#### WHAT YOU SHOULD DO:
Send each entry back exactly as given, pictures excluded.

# start of SOURCE MATERIAL

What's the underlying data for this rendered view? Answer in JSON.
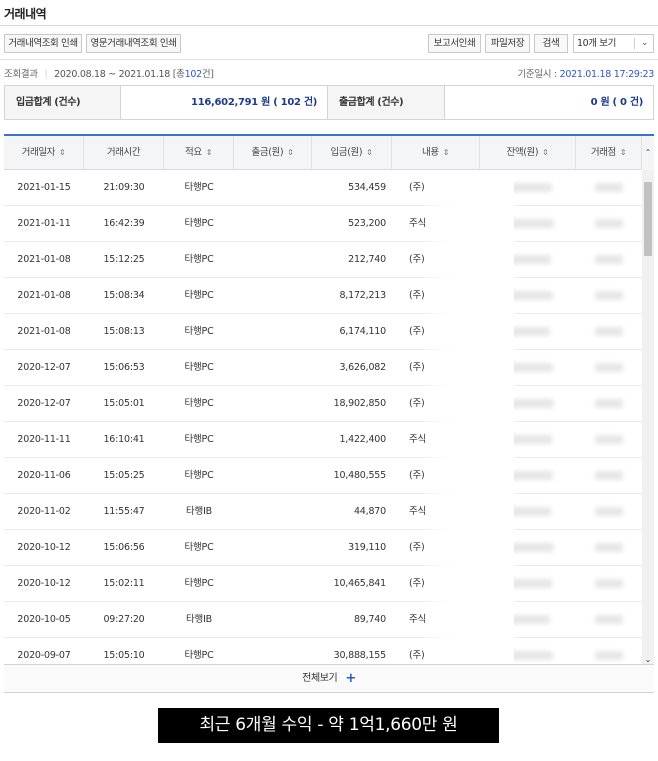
{
  "page": {
    "title": "거래내역"
  },
  "toolbar": {
    "print_history": "거래내역조회 인쇄",
    "print_english": "영문거래내역조회 인쇄",
    "print_report": "보고서인쇄",
    "save_file": "파일저장",
    "search": "검색",
    "page_size_selected": "10개 보기"
  },
  "result": {
    "label": "조회결과",
    "period": "2020.08.18 ~ 2021.01.18",
    "count_prefix": "[총",
    "count_value": "102",
    "count_suffix": "건]",
    "base_label": "기준일시 :",
    "base_value": "2021.01.18 17:29:23"
  },
  "summary": {
    "deposit_label": "입금합계 (건수)",
    "deposit_value": "116,602,791 원 ( 102 건)",
    "withdraw_label": "출금합계 (건수)",
    "withdraw_value": "0 원 ( 0 건)"
  },
  "table": {
    "columns": [
      "거래일자",
      "거래시간",
      "적요",
      "출금(원)",
      "입금(원)",
      "내용",
      "잔액(원)",
      "거래점"
    ],
    "sort_icon": "sort-arrows-icon",
    "rows": [
      {
        "date": "2021-01-15",
        "time": "21:09:30",
        "type": "타행PC",
        "out": "",
        "in": "534,459",
        "memo": "(주)"
      },
      {
        "date": "2021-01-11",
        "time": "16:42:39",
        "type": "타행PC",
        "out": "",
        "in": "523,200",
        "memo": "주식"
      },
      {
        "date": "2021-01-08",
        "time": "15:12:25",
        "type": "타행PC",
        "out": "",
        "in": "212,740",
        "memo": "(주)"
      },
      {
        "date": "2021-01-08",
        "time": "15:08:34",
        "type": "타행PC",
        "out": "",
        "in": "8,172,213",
        "memo": "(주)"
      },
      {
        "date": "2021-01-08",
        "time": "15:08:13",
        "type": "타행PC",
        "out": "",
        "in": "6,174,110",
        "memo": "(주)"
      },
      {
        "date": "2020-12-07",
        "time": "15:06:53",
        "type": "타행PC",
        "out": "",
        "in": "3,626,082",
        "memo": "(주)"
      },
      {
        "date": "2020-12-07",
        "time": "15:05:01",
        "type": "타행PC",
        "out": "",
        "in": "18,902,850",
        "memo": "(주)"
      },
      {
        "date": "2020-11-11",
        "time": "16:10:41",
        "type": "타행PC",
        "out": "",
        "in": "1,422,400",
        "memo": "주식"
      },
      {
        "date": "2020-11-06",
        "time": "15:05:25",
        "type": "타행PC",
        "out": "",
        "in": "10,480,555",
        "memo": "(주)"
      },
      {
        "date": "2020-11-02",
        "time": "11:55:47",
        "type": "타행IB",
        "out": "",
        "in": "44,870",
        "memo": "주식"
      },
      {
        "date": "2020-10-12",
        "time": "15:06:56",
        "type": "타행PC",
        "out": "",
        "in": "319,110",
        "memo": "(주)"
      },
      {
        "date": "2020-10-12",
        "time": "15:02:11",
        "type": "타행PC",
        "out": "",
        "in": "10,465,841",
        "memo": "(주)"
      },
      {
        "date": "2020-10-05",
        "time": "09:27:20",
        "type": "타행IB",
        "out": "",
        "in": "89,740",
        "memo": "주식"
      },
      {
        "date": "2020-09-07",
        "time": "15:05:10",
        "type": "타행PC",
        "out": "",
        "in": "30,888,155",
        "memo": "(주)"
      }
    ]
  },
  "more": {
    "label": "전체보기",
    "icon": "plus-icon"
  },
  "caption": {
    "text": "최근 6개월 수익 - 약 1억1,660만 원"
  },
  "colors": {
    "accent": "#2d58c9",
    "header_border": "#3a73cc",
    "caption_bg": "#000000"
  }
}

# end of SOURCE MATERIAL

#### SOLUTION TO THIS EXERCISE:
What's the underlying data for this rendered view? Answer in JSON.
{
  "page": {
    "title": "거래내역"
  },
  "toolbar": {
    "print_history": "거래내역조회 인쇄",
    "print_english": "영문거래내역조회 인쇄",
    "print_report": "보고서인쇄",
    "save_file": "파일저장",
    "search": "검색",
    "page_size_selected": "10개 보기"
  },
  "result": {
    "label": "조회결과",
    "period": "2020.08.18 ~ 2021.01.18",
    "count_prefix": "[총",
    "count_value": "102",
    "count_suffix": "건]",
    "base_label": "기준일시 :",
    "base_value": "2021.01.18 17:29:23"
  },
  "summary": {
    "deposit_label": "입금합계 (건수)",
    "deposit_value": "116,602,791 원 ( 102 건)",
    "withdraw_label": "출금합계 (건수)",
    "withdraw_value": "0 원 ( 0 건)"
  },
  "table": {
    "columns": [
      "거래일자",
      "거래시간",
      "적요",
      "출금(원)",
      "입금(원)",
      "내용",
      "잔액(원)",
      "거래점"
    ],
    "sort_icon": "sort-arrows-icon",
    "rows": [
      {
        "date": "2021-01-15",
        "time": "21:09:30",
        "type": "타행PC",
        "out": "",
        "in": "534,459",
        "memo": "(주)"
      },
      {
        "date": "2021-01-11",
        "time": "16:42:39",
        "type": "타행PC",
        "out": "",
        "in": "523,200",
        "memo": "주식"
      },
      {
        "date": "2021-01-08",
        "time": "15:12:25",
        "type": "타행PC",
        "out": "",
        "in": "212,740",
        "memo": "(주)"
      },
      {
        "date": "2021-01-08",
        "time": "15:08:34",
        "type": "타행PC",
        "out": "",
        "in": "8,172,213",
        "memo": "(주)"
      },
      {
        "date": "2021-01-08",
        "time": "15:08:13",
        "type": "타행PC",
        "out": "",
        "in": "6,174,110",
        "memo": "(주)"
      },
      {
        "date": "2020-12-07",
        "time": "15:06:53",
        "type": "타행PC",
        "out": "",
        "in": "3,626,082",
        "memo": "(주)"
      },
      {
        "date": "2020-12-07",
        "time": "15:05:01",
        "type": "타행PC",
        "out": "",
        "in": "18,902,850",
        "memo": "(주)"
      },
      {
        "date": "2020-11-11",
        "time": "16:10:41",
        "type": "타행PC",
        "out": "",
        "in": "1,422,400",
        "memo": "주식"
      },
      {
        "date": "2020-11-06",
        "time": "15:05:25",
        "type": "타행PC",
        "out": "",
        "in": "10,480,555",
        "memo": "(주)"
      },
      {
        "date": "2020-11-02",
        "time": "11:55:47",
        "type": "타행IB",
        "out": "",
        "in": "44,870",
        "memo": "주식"
      },
      {
        "date": "2020-10-12",
        "time": "15:06:56",
        "type": "타행PC",
        "out": "",
        "in": "319,110",
        "memo": "(주)"
      },
      {
        "date": "2020-10-12",
        "time": "15:02:11",
        "type": "타행PC",
        "out": "",
        "in": "10,465,841",
        "memo": "(주)"
      },
      {
        "date": "2020-10-05",
        "time": "09:27:20",
        "type": "타행IB",
        "out": "",
        "in": "89,740",
        "memo": "주식"
      },
      {
        "date": "2020-09-07",
        "time": "15:05:10",
        "type": "타행PC",
        "out": "",
        "in": "30,888,155",
        "memo": "(주)"
      }
    ]
  },
  "more": {
    "label": "전체보기",
    "icon": "plus-icon"
  },
  "caption": {
    "text": "최근 6개월 수익 - 약 1억1,660만 원"
  },
  "colors": {
    "accent": "#2d58c9",
    "header_border": "#3a73cc",
    "caption_bg": "#000000"
  }
}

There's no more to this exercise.